Data in this exercise —
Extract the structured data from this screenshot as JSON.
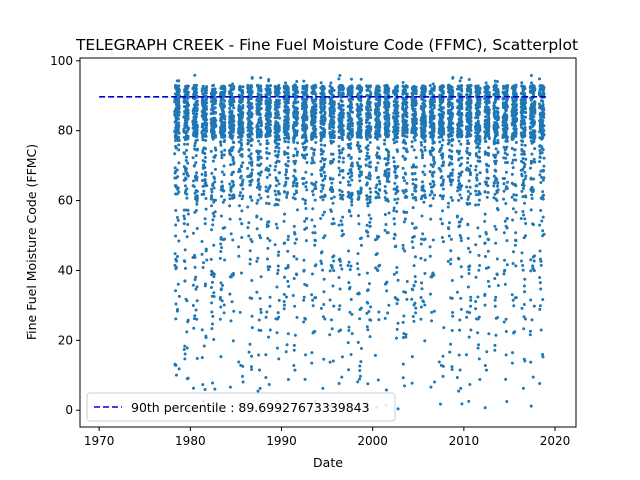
{
  "chart_data": {
    "type": "scatter",
    "title": "TELEGRAPH CREEK - Fine Fuel Moisture Code (FFMC), Scatterplot",
    "xlabel": "Date",
    "ylabel": "Fine Fuel Moisture Code (FFMC)",
    "xlim": [
      1967.9,
      2022.3
    ],
    "ylim": [
      -4.8,
      100.8
    ],
    "xticks": [
      1970,
      1980,
      1990,
      2000,
      2010,
      2020
    ],
    "yticks": [
      0,
      20,
      40,
      60,
      80,
      100
    ],
    "grid": false,
    "legend_position": "lower-left",
    "point_color": "#1f77b4",
    "reference_line": {
      "label": "90th percentile : 89.69927673339843",
      "value": 89.69927673339843,
      "x_range": [
        1970,
        2019
      ],
      "color": "#0000cd",
      "style": "dashed"
    },
    "series": [
      {
        "season_years": [
          1978,
          1979,
          1980,
          1981,
          1982,
          1983,
          1984,
          1985,
          1986,
          1987,
          1988,
          1989,
          1990,
          1991,
          1992,
          1993,
          1994,
          1995,
          1996,
          1997,
          1998,
          1999,
          2000,
          2001,
          2002,
          2003,
          2004,
          2005,
          2006,
          2007,
          2008,
          2009,
          2010,
          2011,
          2012,
          2013,
          2014,
          2015,
          2016,
          2017,
          2018
        ],
        "season_start_fraction": 0.28,
        "season_end_fraction": 0.8,
        "typical_range": [
          72,
          93
        ],
        "observed_min": 0,
        "observed_max": 96
      }
    ]
  }
}
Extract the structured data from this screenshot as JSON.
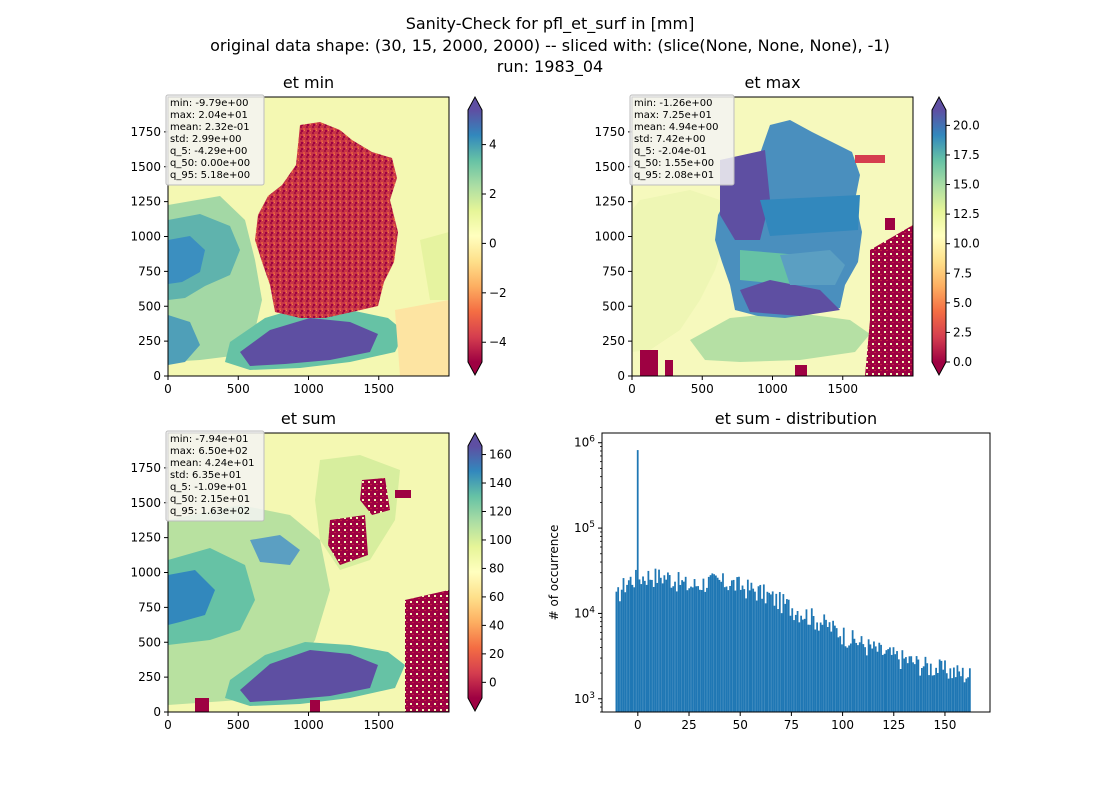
{
  "figure": {
    "suptitle_lines": [
      "Sanity-Check for pfl_et_surf in [mm]",
      "original data shape: (30, 15, 2000, 2000) -- sliced with: (slice(None, None, None), -1)",
      "run: 1983_04"
    ]
  },
  "chart_data": [
    {
      "type": "heatmap",
      "id": "et-min",
      "title": "et min",
      "xlim": [
        0,
        2000
      ],
      "ylim": [
        0,
        2000
      ],
      "x_ticks": [
        0,
        500,
        1000,
        1500
      ],
      "y_ticks": [
        0,
        250,
        500,
        750,
        1000,
        1250,
        1500,
        1750
      ],
      "colormap": "Spectral",
      "colorbar": {
        "vmin": -4.8,
        "vmax": 5.4,
        "ticks": [
          -4,
          -2,
          0,
          2,
          4
        ],
        "extend": "both"
      },
      "stats": [
        "min: -9.79e+00",
        "max: 2.04e+01",
        "mean: 2.32e-01",
        "std: 2.99e+00",
        "q_5: -4.29e+00",
        "q_50: 0.00e+00",
        "q_95: 5.18e+00"
      ]
    },
    {
      "type": "heatmap",
      "id": "et-max",
      "title": "et max",
      "xlim": [
        0,
        2000
      ],
      "ylim": [
        0,
        2000
      ],
      "x_ticks": [
        0,
        500,
        1000,
        1500
      ],
      "y_ticks": [
        0,
        250,
        500,
        750,
        1000,
        1250,
        1500,
        1750
      ],
      "colormap": "Spectral",
      "colorbar": {
        "vmin": 0,
        "vmax": 21.3,
        "ticks": [
          0.0,
          2.5,
          5.0,
          7.5,
          10.0,
          12.5,
          15.0,
          17.5,
          20.0
        ],
        "extend": "both"
      },
      "stats": [
        "min: -1.26e+00",
        "max: 7.25e+01",
        "mean: 4.94e+00",
        "std: 7.42e+00",
        "q_5: -2.04e-01",
        "q_50: 1.55e+00",
        "q_95: 2.08e+01"
      ]
    },
    {
      "type": "heatmap",
      "id": "et-sum",
      "title": "et sum",
      "xlim": [
        0,
        2000
      ],
      "ylim": [
        0,
        2000
      ],
      "x_ticks": [
        0,
        500,
        1000,
        1500
      ],
      "y_ticks": [
        0,
        250,
        500,
        750,
        1000,
        1250,
        1500,
        1750
      ],
      "colormap": "Spectral",
      "colorbar": {
        "vmin": -11,
        "vmax": 166,
        "ticks": [
          0,
          20,
          40,
          60,
          80,
          100,
          120,
          140,
          160
        ],
        "extend": "both"
      },
      "stats": [
        "min: -7.94e+01",
        "max: 6.50e+02",
        "mean: 4.24e+01",
        "std: 6.35e+01",
        "q_5: -1.09e+01",
        "q_50: 2.15e+01",
        "q_95: 1.63e+02"
      ]
    },
    {
      "type": "bar",
      "id": "et-sum-distribution",
      "title": "et sum - distribution",
      "ylabel": "# of occurrence",
      "xlabel": "",
      "y_scale": "log",
      "xlim": [
        -17.5,
        172
      ],
      "ylim": [
        700,
        1300000
      ],
      "x_ticks": [
        0,
        25,
        50,
        75,
        100,
        125,
        150
      ],
      "y_ticks": [
        {
          "value": 1000,
          "base": "10",
          "exp": "3"
        },
        {
          "value": 10000,
          "base": "10",
          "exp": "4"
        },
        {
          "value": 100000,
          "base": "10",
          "exp": "5"
        },
        {
          "value": 1000000,
          "base": "10",
          "exp": "6"
        }
      ],
      "bar_color": "#1f77b4",
      "bin_range": [
        -10.9,
        162.6
      ],
      "bin_count": 200,
      "peak": {
        "x": 0,
        "count": 820000
      },
      "profile": [
        {
          "x": -10.9,
          "count": 14000
        },
        {
          "x": -8,
          "count": 20000
        },
        {
          "x": -4,
          "count": 25000
        },
        {
          "x": 5,
          "count": 28000
        },
        {
          "x": 15,
          "count": 27000
        },
        {
          "x": 25,
          "count": 21000
        },
        {
          "x": 35,
          "count": 24000
        },
        {
          "x": 45,
          "count": 23000
        },
        {
          "x": 60,
          "count": 18000
        },
        {
          "x": 75,
          "count": 12000
        },
        {
          "x": 90,
          "count": 8000
        },
        {
          "x": 105,
          "count": 5000
        },
        {
          "x": 120,
          "count": 3500
        },
        {
          "x": 140,
          "count": 2500
        },
        {
          "x": 162.6,
          "count": 1900
        }
      ]
    }
  ]
}
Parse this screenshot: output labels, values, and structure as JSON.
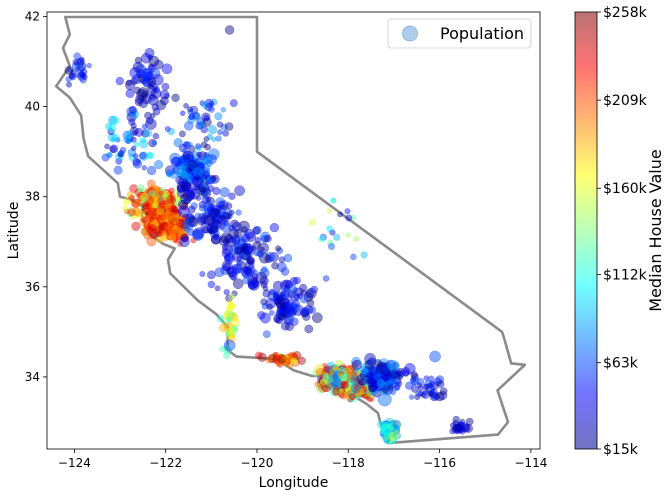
{
  "chart_data": {
    "type": "scatter",
    "xlabel": "Longitude",
    "ylabel": "Latitude",
    "xlim": [
      -124.6,
      -113.8
    ],
    "ylim": [
      32.4,
      42.1
    ],
    "xticks": [
      -124,
      -122,
      -120,
      -118,
      -116,
      -114
    ],
    "yticks": [
      34,
      36,
      38,
      40,
      42
    ],
    "xtick_labels": [
      "−124",
      "−122",
      "−120",
      "−118",
      "−116",
      "−114"
    ],
    "ytick_labels": [
      "34",
      "36",
      "38",
      "40",
      "42"
    ],
    "grid": false,
    "legend": {
      "entries": [
        "Population"
      ],
      "placement": "top-right"
    },
    "colorbar": {
      "label": "Median House Value",
      "colormap": "jet",
      "range": [
        15000,
        258000
      ],
      "tick_values": [
        15000,
        63000,
        112000,
        160000,
        209000,
        258000
      ],
      "tick_labels": [
        "$15k",
        "$63k",
        "$112k",
        "$160k",
        "$209k",
        "$258k"
      ]
    },
    "state_outline": [
      [
        -124.2,
        41.99
      ],
      [
        -120.0,
        41.99
      ],
      [
        -120.0,
        39.0
      ],
      [
        -114.63,
        35.0
      ],
      [
        -114.57,
        34.8
      ],
      [
        -114.43,
        34.3
      ],
      [
        -114.13,
        34.27
      ],
      [
        -114.73,
        33.7
      ],
      [
        -114.5,
        33.0
      ],
      [
        -114.72,
        32.72
      ],
      [
        -117.12,
        32.53
      ],
      [
        -117.25,
        32.8
      ],
      [
        -117.35,
        33.2
      ],
      [
        -117.6,
        33.4
      ],
      [
        -118.0,
        33.65
      ],
      [
        -118.4,
        33.85
      ],
      [
        -118.5,
        34.02
      ],
      [
        -118.8,
        34.02
      ],
      [
        -119.2,
        34.15
      ],
      [
        -119.6,
        34.4
      ],
      [
        -120.45,
        34.45
      ],
      [
        -120.65,
        34.6
      ],
      [
        -120.63,
        35.1
      ],
      [
        -120.9,
        35.4
      ],
      [
        -121.3,
        35.7
      ],
      [
        -121.9,
        36.3
      ],
      [
        -121.95,
        36.6
      ],
      [
        -121.8,
        36.85
      ],
      [
        -122.05,
        36.95
      ],
      [
        -122.4,
        37.2
      ],
      [
        -122.52,
        37.6
      ],
      [
        -122.5,
        37.8
      ],
      [
        -122.8,
        37.95
      ],
      [
        -123.0,
        38.0
      ],
      [
        -123.05,
        38.3
      ],
      [
        -123.7,
        38.9
      ],
      [
        -123.8,
        39.3
      ],
      [
        -123.85,
        39.8
      ],
      [
        -124.1,
        40.2
      ],
      [
        -124.4,
        40.45
      ],
      [
        -124.1,
        40.9
      ],
      [
        -124.25,
        41.3
      ],
      [
        -124.1,
        41.6
      ],
      [
        -124.2,
        41.99
      ]
    ],
    "clusters": [
      {
        "center": [
          -122.1,
          37.6
        ],
        "spread": [
          0.35,
          0.45
        ],
        "count": 170,
        "value": [
          170000,
          258000
        ],
        "pop": [
          1,
          4
        ]
      },
      {
        "center": [
          -122.3,
          37.9
        ],
        "spread": [
          0.5,
          0.3
        ],
        "count": 90,
        "value": [
          120000,
          240000
        ],
        "pop": [
          1,
          3
        ]
      },
      {
        "center": [
          -121.8,
          37.3
        ],
        "spread": [
          0.25,
          0.25
        ],
        "count": 70,
        "value": [
          180000,
          258000
        ],
        "pop": [
          1,
          3
        ]
      },
      {
        "center": [
          -121.4,
          38.6
        ],
        "spread": [
          0.35,
          0.35
        ],
        "count": 130,
        "value": [
          20000,
          90000
        ],
        "pop": [
          1,
          4
        ]
      },
      {
        "center": [
          -121.0,
          37.6
        ],
        "spread": [
          0.55,
          0.5
        ],
        "count": 100,
        "value": [
          15000,
          70000
        ],
        "pop": [
          1,
          4
        ]
      },
      {
        "center": [
          -120.2,
          36.6
        ],
        "spread": [
          0.6,
          0.6
        ],
        "count": 110,
        "value": [
          15000,
          65000
        ],
        "pop": [
          1,
          4
        ]
      },
      {
        "center": [
          -119.3,
          35.6
        ],
        "spread": [
          0.5,
          0.45
        ],
        "count": 90,
        "value": [
          15000,
          60000
        ],
        "pop": [
          1,
          4
        ]
      },
      {
        "center": [
          -122.4,
          40.4
        ],
        "spread": [
          0.4,
          0.6
        ],
        "count": 60,
        "value": [
          15000,
          60000
        ],
        "pop": [
          1,
          4
        ]
      },
      {
        "center": [
          -123.9,
          40.8
        ],
        "spread": [
          0.2,
          0.3
        ],
        "count": 25,
        "value": [
          15000,
          60000
        ],
        "pop": [
          1,
          3
        ]
      },
      {
        "center": [
          -122.8,
          39.2
        ],
        "spread": [
          0.5,
          0.6
        ],
        "count": 60,
        "value": [
          20000,
          110000
        ],
        "pop": [
          1,
          3
        ]
      },
      {
        "center": [
          -121.2,
          39.6
        ],
        "spread": [
          0.5,
          0.5
        ],
        "count": 50,
        "value": [
          15000,
          90000
        ],
        "pop": [
          1,
          3
        ]
      },
      {
        "center": [
          -118.2,
          34.0
        ],
        "spread": [
          0.35,
          0.2
        ],
        "count": 220,
        "value": [
          60000,
          258000
        ],
        "pop": [
          1,
          4
        ]
      },
      {
        "center": [
          -117.8,
          33.7
        ],
        "spread": [
          0.3,
          0.15
        ],
        "count": 120,
        "value": [
          110000,
          258000
        ],
        "pop": [
          1,
          3
        ]
      },
      {
        "center": [
          -117.3,
          34.0
        ],
        "spread": [
          0.4,
          0.25
        ],
        "count": 120,
        "value": [
          15000,
          90000
        ],
        "pop": [
          1,
          4
        ]
      },
      {
        "center": [
          -117.1,
          32.8
        ],
        "spread": [
          0.12,
          0.2
        ],
        "count": 70,
        "value": [
          60000,
          160000
        ],
        "pop": [
          1,
          4
        ]
      },
      {
        "center": [
          -119.4,
          34.4
        ],
        "spread": [
          0.4,
          0.1
        ],
        "count": 40,
        "value": [
          160000,
          258000
        ],
        "pop": [
          1,
          3
        ]
      },
      {
        "center": [
          -120.6,
          35.1
        ],
        "spread": [
          0.15,
          0.5
        ],
        "count": 35,
        "value": [
          110000,
          190000
        ],
        "pop": [
          1,
          3
        ]
      },
      {
        "center": [
          -116.3,
          33.8
        ],
        "spread": [
          0.4,
          0.25
        ],
        "count": 40,
        "value": [
          15000,
          60000
        ],
        "pop": [
          1,
          3
        ]
      },
      {
        "center": [
          -115.5,
          32.9
        ],
        "spread": [
          0.2,
          0.15
        ],
        "count": 20,
        "value": [
          15000,
          50000
        ],
        "pop": [
          1,
          3
        ]
      },
      {
        "center": [
          -118.0,
          37.0
        ],
        "spread": [
          0.6,
          0.8
        ],
        "count": 20,
        "value": [
          15000,
          160000
        ],
        "pop": [
          1,
          2
        ]
      }
    ],
    "highlight_points": [
      {
        "lon": -116.1,
        "lat": 34.45,
        "value": 63000,
        "pop": 4
      },
      {
        "lon": -120.6,
        "lat": 34.7,
        "value": 63000,
        "pop": 4
      },
      {
        "lon": -120.6,
        "lat": 41.7,
        "value": 15000,
        "pop": 3
      },
      {
        "lon": -117.2,
        "lat": 33.5,
        "value": 70000,
        "pop": 5
      }
    ]
  }
}
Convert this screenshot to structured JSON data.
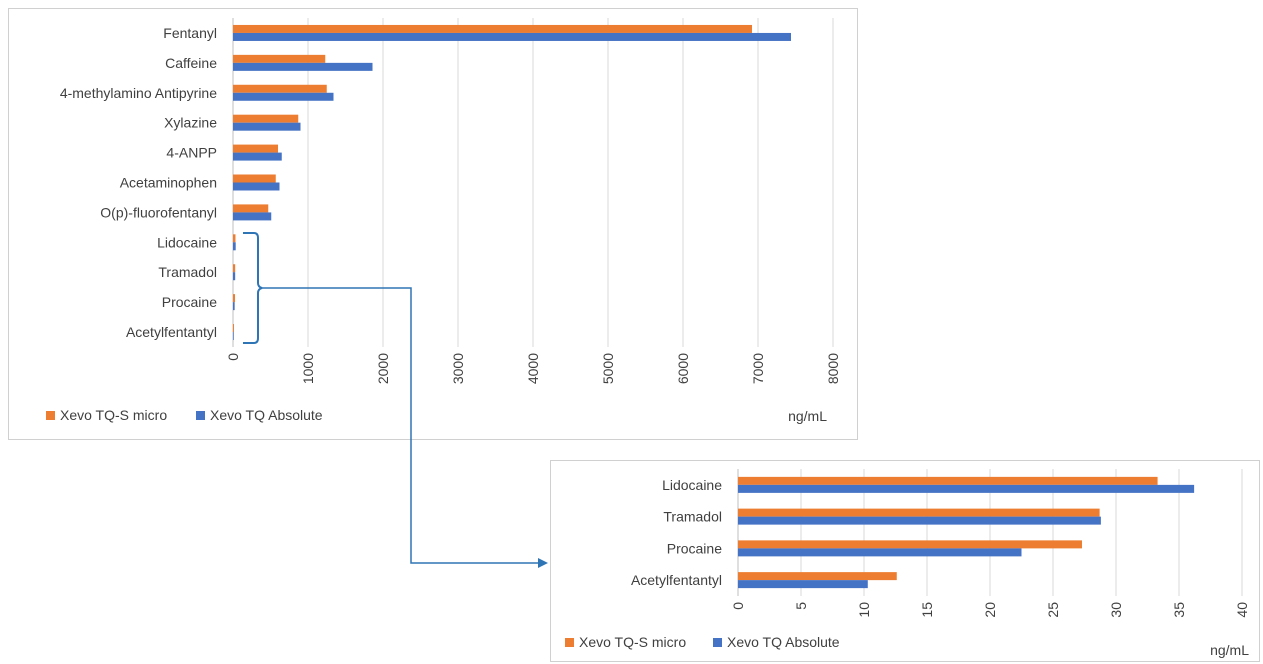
{
  "colors": {
    "series1": "#ED7D31",
    "series2": "#4472C4",
    "connector": "#2E75B6"
  },
  "chart_data": [
    {
      "type": "bar",
      "orientation": "horizontal",
      "categories": [
        "Fentanyl",
        "Caffeine",
        "4-methylamino Antipyrine",
        "Xylazine",
        "4-ANPP",
        "Acetaminophen",
        "O(p)-fluorofentanyl",
        "Lidocaine",
        "Tramadol",
        "Procaine",
        "Acetylfentantyl"
      ],
      "series": [
        {
          "name": "Xevo TQ-S micro",
          "values": [
            6920,
            1230,
            1250,
            870,
            600,
            570,
            470,
            33,
            29,
            27,
            13
          ]
        },
        {
          "name": "Xevo TQ Absolute",
          "values": [
            7440,
            1860,
            1340,
            900,
            650,
            620,
            510,
            36,
            29,
            22,
            10
          ]
        }
      ],
      "xlim": [
        0,
        8000
      ],
      "ticks": [
        "0",
        "1000",
        "2000",
        "3000",
        "4000",
        "5000",
        "6000",
        "7000",
        "8000"
      ],
      "unit": "ng/mL",
      "grid": true,
      "legend": "bottom-left"
    },
    {
      "type": "bar",
      "orientation": "horizontal",
      "categories": [
        "Lidocaine",
        "Tramadol",
        "Procaine",
        "Acetylfentantyl"
      ],
      "series": [
        {
          "name": "Xevo TQ-S micro",
          "values": [
            33.3,
            28.7,
            27.3,
            12.6
          ]
        },
        {
          "name": "Xevo TQ Absolute",
          "values": [
            36.2,
            28.8,
            22.5,
            10.3
          ]
        }
      ],
      "xlim": [
        0,
        40
      ],
      "ticks": [
        "0",
        "5",
        "10",
        "15",
        "20",
        "25",
        "30",
        "35",
        "40"
      ],
      "unit": "ng/mL",
      "grid": true,
      "legend": "bottom-left"
    }
  ]
}
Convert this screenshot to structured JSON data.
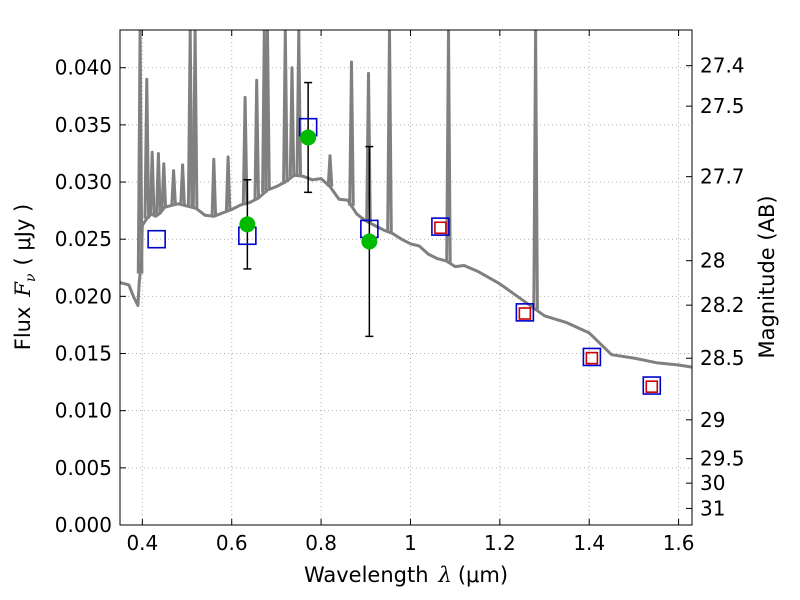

Short exercise — From the data above, copy each line that holds "mean".

Right answer —
        "mean: 2.32e-01",
        "mean: 4.94e+00",
        "mean: 4.24e+01",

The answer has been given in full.